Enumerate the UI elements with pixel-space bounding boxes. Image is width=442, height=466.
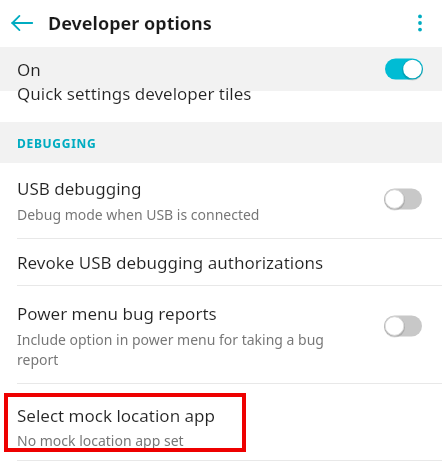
button[interactable]: Power menu bug reports: [0, 286, 442, 383]
button[interactable]: USB debugging: [0, 163, 442, 238]
staticText: Revoke USB debugging authorizations: [17, 251, 324, 274]
button[interactable]: Quick settings developer tiles: [0, 91, 442, 115]
button[interactable]: Toggle, off: [382, 187, 424, 211]
staticText: Quick settings developer tiles: [17, 82, 252, 105]
staticText: No mock location app set: [17, 431, 184, 450]
button[interactable]: More options: [404, 7, 436, 39]
staticText: On: [17, 58, 41, 81]
staticText: USB debugging: [17, 177, 142, 200]
staticText: Select mock location app: [17, 404, 215, 427]
staticText: Debug mode when USB is connected: [17, 205, 260, 224]
button[interactable]: Back: [6, 7, 38, 39]
button[interactable]: Developer options toggle, on: [383, 57, 425, 81]
button[interactable]: Toggle, off: [382, 314, 424, 338]
button[interactable]: On: [0, 47, 442, 91]
button[interactable]: Revoke USB debugging authorizations: [0, 239, 442, 285]
staticText: Power menu bug reports: [17, 302, 217, 325]
staticText: Developer options: [48, 11, 212, 36]
staticText: Include option in power menu for taking …: [17, 330, 347, 369]
button[interactable]: Select mock location app: [4, 393, 246, 452]
staticText: DEBUGGING: [17, 135, 97, 151]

------------------------

→ **Exercise requirements**
Update all of the records by replacing every occurrence of "mock location app" with "location simulator app" and keeping everything else unchanged. Leave the pictures out of your answer.

→ **The reply**
Enumerate the UI elements with pixel-space bounding boxes. Image is width=442, height=466.
button[interactable]: Power menu bug reports: [0, 286, 442, 383]
button[interactable]: USB debugging: [0, 163, 442, 238]
staticText: Revoke USB debugging authorizations: [17, 251, 324, 274]
button[interactable]: Quick settings developer tiles: [0, 91, 442, 115]
button[interactable]: Toggle, off: [382, 187, 424, 211]
staticText: Quick settings developer tiles: [17, 82, 252, 105]
staticText: No location simulator app set: [17, 431, 184, 450]
button[interactable]: More options: [404, 7, 436, 39]
staticText: On: [17, 58, 41, 81]
staticText: USB debugging: [17, 177, 142, 200]
staticText: Select location simulator app: [17, 404, 215, 427]
staticText: Debug mode when USB is connected: [17, 205, 260, 224]
button[interactable]: Back: [6, 7, 38, 39]
button[interactable]: Developer options toggle, on: [383, 57, 425, 81]
button[interactable]: Toggle, off: [382, 314, 424, 338]
button[interactable]: On: [0, 47, 442, 91]
button[interactable]: Revoke USB debugging authorizations: [0, 239, 442, 285]
staticText: Power menu bug reports: [17, 302, 217, 325]
staticText: Developer options: [48, 11, 212, 36]
staticText: Include option in power menu for taking …: [17, 330, 347, 369]
button[interactable]: Select location simulator app: [4, 393, 246, 452]
staticText: DEBUGGING: [17, 135, 97, 151]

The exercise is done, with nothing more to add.